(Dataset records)
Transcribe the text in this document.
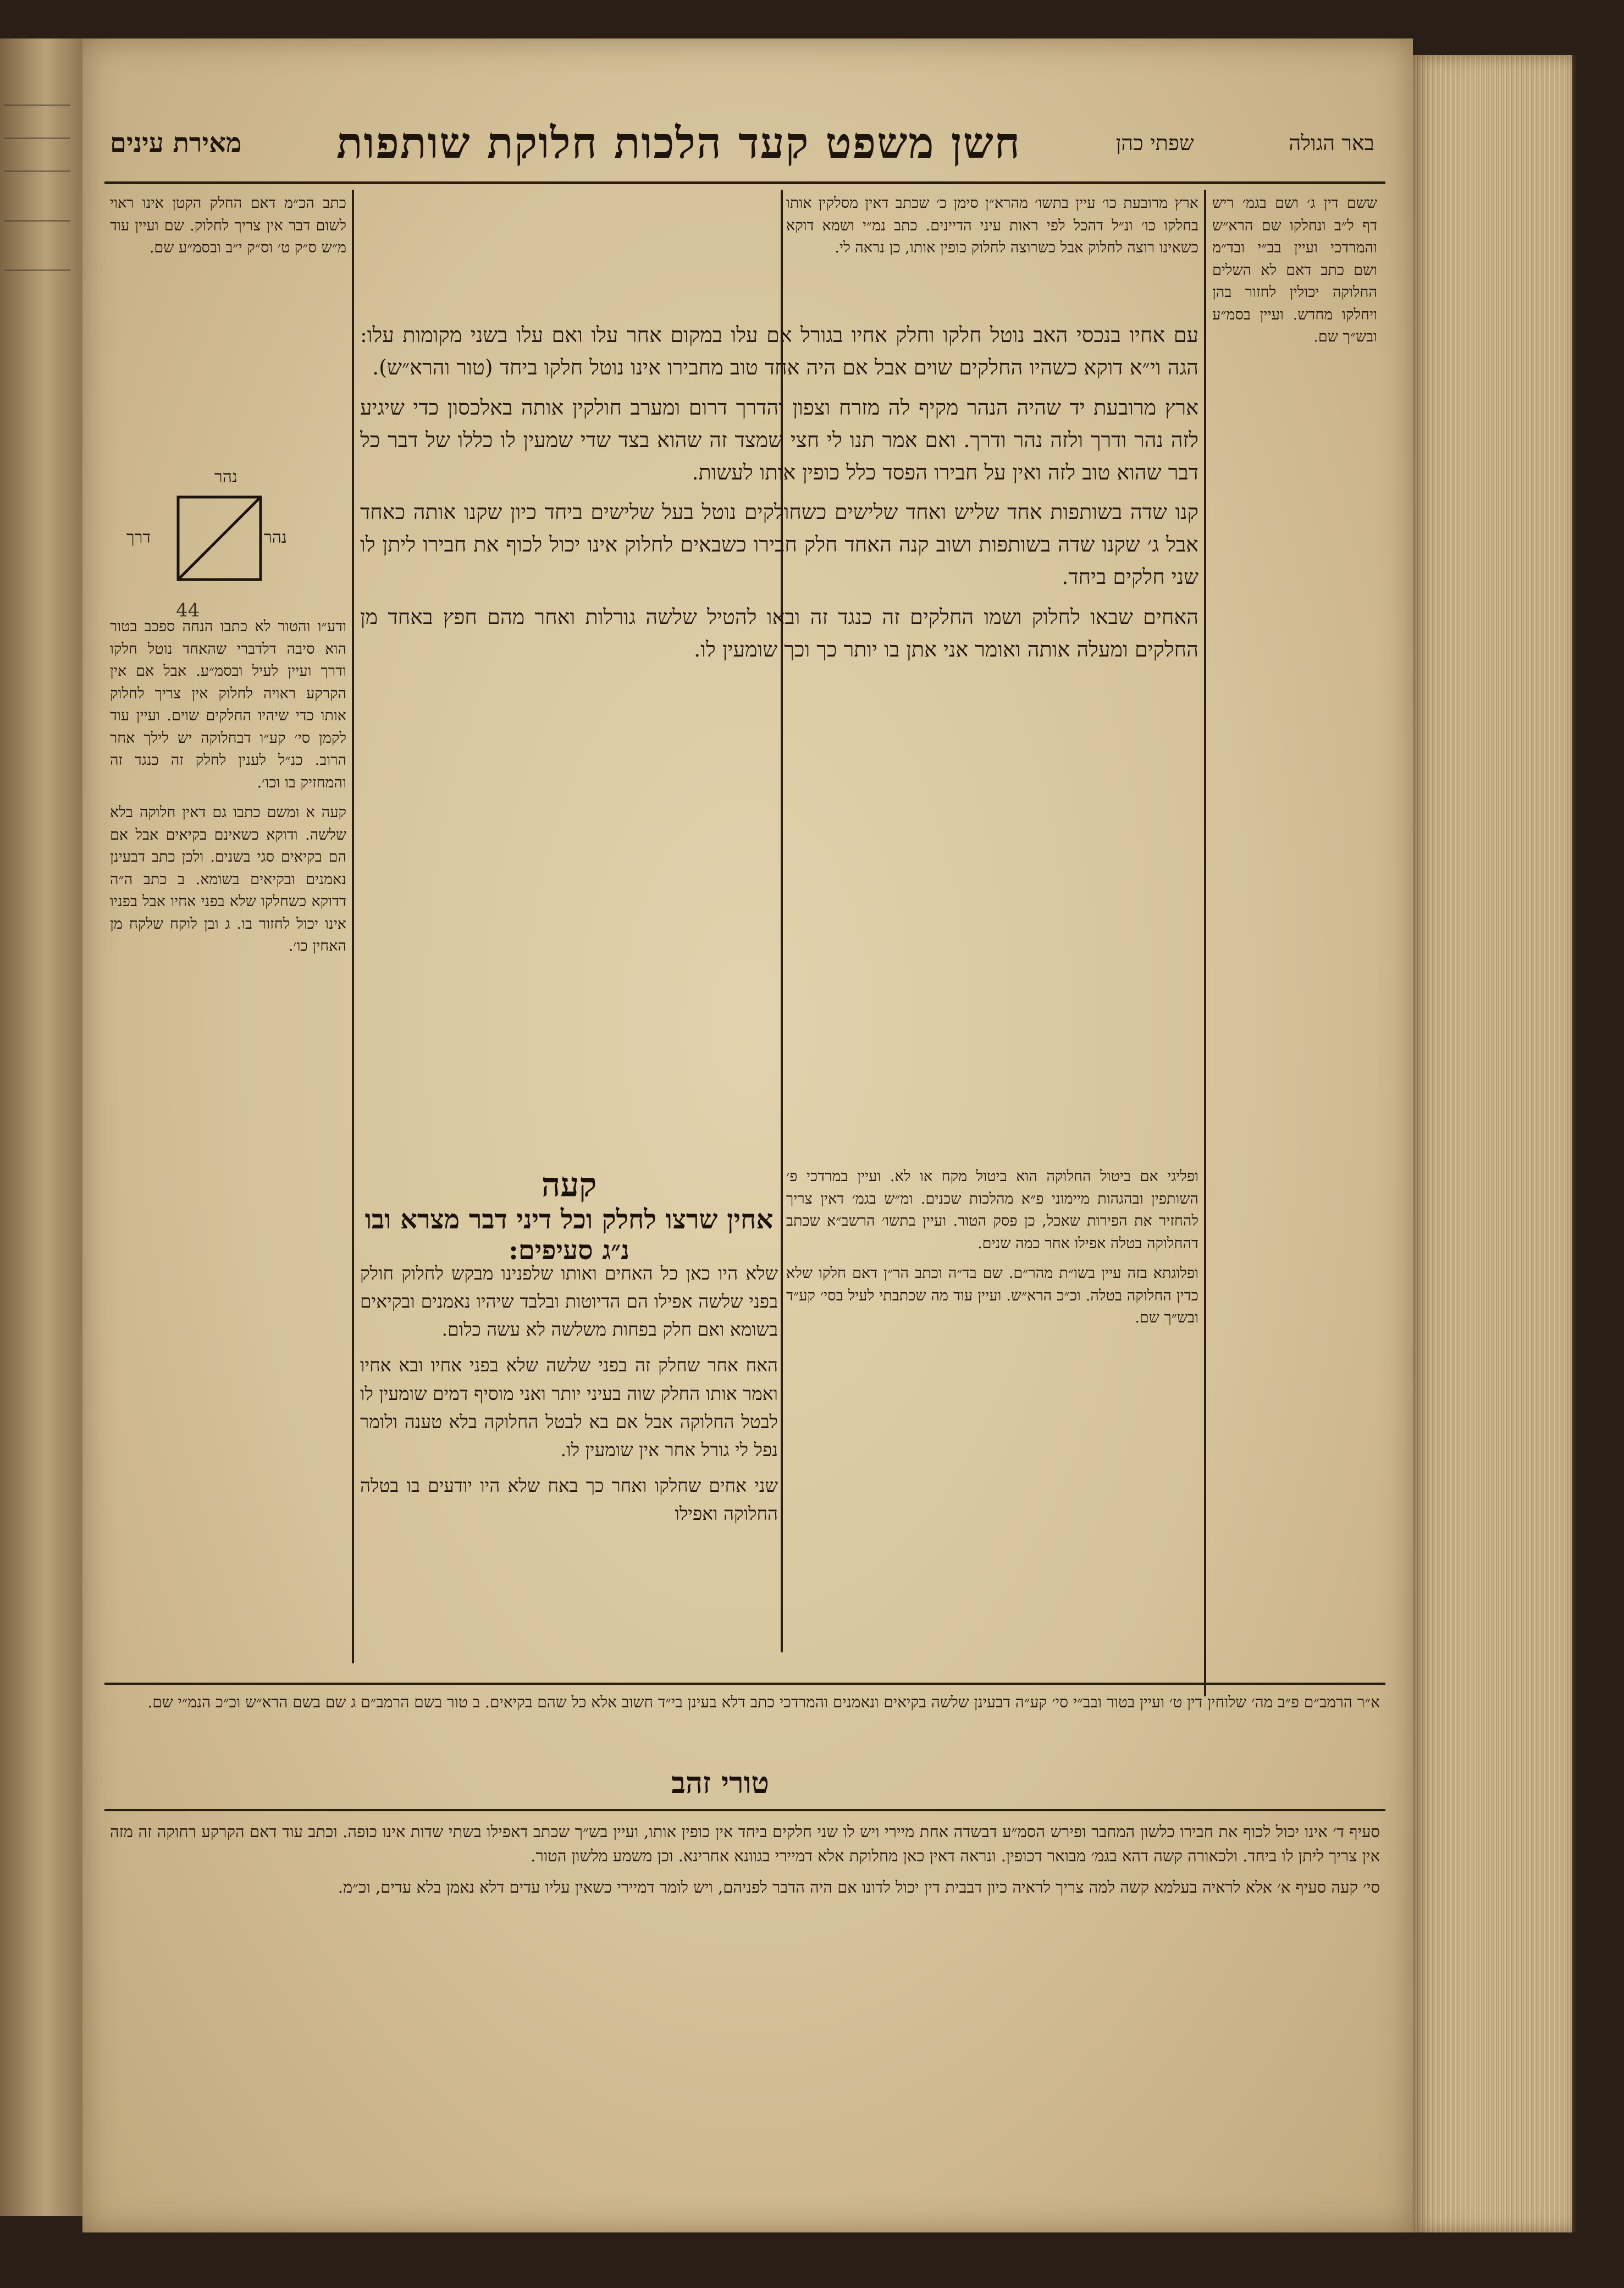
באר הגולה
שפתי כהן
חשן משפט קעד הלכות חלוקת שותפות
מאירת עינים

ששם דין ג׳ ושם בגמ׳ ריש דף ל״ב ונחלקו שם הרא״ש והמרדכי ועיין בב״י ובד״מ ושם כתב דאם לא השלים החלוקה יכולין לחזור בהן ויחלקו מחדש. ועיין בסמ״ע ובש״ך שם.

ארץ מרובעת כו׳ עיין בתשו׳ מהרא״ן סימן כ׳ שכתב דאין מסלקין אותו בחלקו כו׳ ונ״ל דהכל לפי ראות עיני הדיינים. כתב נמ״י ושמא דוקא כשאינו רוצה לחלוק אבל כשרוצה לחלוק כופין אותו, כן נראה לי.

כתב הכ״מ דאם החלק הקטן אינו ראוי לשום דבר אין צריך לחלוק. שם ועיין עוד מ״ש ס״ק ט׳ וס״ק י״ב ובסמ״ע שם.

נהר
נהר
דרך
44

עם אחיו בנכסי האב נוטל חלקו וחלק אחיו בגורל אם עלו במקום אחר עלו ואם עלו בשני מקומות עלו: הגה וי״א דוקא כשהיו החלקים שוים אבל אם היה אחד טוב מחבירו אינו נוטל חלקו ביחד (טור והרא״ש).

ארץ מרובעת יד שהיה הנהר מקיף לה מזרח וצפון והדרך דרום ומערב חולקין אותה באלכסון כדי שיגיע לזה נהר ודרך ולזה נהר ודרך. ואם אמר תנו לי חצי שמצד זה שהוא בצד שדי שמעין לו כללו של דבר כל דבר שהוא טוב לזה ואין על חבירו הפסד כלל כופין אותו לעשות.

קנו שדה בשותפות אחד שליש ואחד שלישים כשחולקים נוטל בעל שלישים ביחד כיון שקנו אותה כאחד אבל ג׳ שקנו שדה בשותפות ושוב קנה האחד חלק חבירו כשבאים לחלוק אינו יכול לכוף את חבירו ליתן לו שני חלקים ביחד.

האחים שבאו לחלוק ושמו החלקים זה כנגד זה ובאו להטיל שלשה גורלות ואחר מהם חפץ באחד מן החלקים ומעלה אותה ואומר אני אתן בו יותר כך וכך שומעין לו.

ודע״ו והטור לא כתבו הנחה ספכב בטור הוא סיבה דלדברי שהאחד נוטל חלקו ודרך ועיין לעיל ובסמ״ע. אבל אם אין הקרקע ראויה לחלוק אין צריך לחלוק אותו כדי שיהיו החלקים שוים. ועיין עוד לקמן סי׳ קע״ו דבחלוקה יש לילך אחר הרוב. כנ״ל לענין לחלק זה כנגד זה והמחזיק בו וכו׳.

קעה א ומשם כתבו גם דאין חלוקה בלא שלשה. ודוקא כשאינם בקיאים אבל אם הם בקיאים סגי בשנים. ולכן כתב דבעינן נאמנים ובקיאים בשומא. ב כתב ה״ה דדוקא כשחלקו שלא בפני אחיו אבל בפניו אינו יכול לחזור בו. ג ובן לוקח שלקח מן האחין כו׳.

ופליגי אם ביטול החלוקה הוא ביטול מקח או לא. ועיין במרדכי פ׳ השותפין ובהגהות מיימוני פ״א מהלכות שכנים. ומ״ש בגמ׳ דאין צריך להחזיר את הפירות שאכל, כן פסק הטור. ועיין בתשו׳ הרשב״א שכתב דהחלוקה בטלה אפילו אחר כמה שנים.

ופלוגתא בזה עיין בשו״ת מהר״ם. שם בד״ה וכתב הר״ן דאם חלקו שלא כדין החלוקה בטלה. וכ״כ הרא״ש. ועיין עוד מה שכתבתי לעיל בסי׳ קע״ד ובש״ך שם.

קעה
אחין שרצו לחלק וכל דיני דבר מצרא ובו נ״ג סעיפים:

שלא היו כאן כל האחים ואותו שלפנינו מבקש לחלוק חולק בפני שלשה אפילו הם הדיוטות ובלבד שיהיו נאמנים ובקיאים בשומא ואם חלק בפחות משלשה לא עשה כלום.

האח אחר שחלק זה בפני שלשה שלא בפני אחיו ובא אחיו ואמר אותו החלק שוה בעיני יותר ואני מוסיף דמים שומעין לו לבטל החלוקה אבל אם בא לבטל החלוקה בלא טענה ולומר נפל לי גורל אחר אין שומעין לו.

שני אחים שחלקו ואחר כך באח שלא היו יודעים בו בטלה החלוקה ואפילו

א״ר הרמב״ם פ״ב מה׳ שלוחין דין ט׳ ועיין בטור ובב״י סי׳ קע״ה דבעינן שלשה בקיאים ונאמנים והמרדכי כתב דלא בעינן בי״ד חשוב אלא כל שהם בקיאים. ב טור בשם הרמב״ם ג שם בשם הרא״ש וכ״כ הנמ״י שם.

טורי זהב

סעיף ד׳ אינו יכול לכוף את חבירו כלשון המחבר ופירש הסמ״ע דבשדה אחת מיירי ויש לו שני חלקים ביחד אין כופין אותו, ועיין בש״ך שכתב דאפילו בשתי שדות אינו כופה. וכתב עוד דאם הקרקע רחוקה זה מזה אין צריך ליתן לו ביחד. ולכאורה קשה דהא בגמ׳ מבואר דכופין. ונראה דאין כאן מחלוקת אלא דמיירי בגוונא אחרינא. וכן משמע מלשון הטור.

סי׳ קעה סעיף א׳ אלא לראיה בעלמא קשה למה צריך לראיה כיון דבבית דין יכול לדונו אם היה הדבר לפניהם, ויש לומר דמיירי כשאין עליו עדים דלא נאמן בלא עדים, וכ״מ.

- EXERCISE DETAILS
Gather every line from the entries above where the word "יותר" appears, and copy them.

- SOLVED PROBLEM
האחים שבאו לחלוק ושמו החלקים זה כנגד זה ובאו להטיל שלשה גורלות ואחר מהם חפץ באחד מן החלקים ומעלה אותה ואומר אני אתן בו יותר כך וכך שומעין לו.
האח אחר שחלק זה בפני שלשה שלא בפני אחיו ובא אחיו ואמר אותו החלק שוה בעיני יותר ואני מוסיף דמים שומעין לו לבטל החלוקה אבל אם בא לבטל החלוקה בלא טענה ולומר נפל לי גורל אחר אין שומעין לו.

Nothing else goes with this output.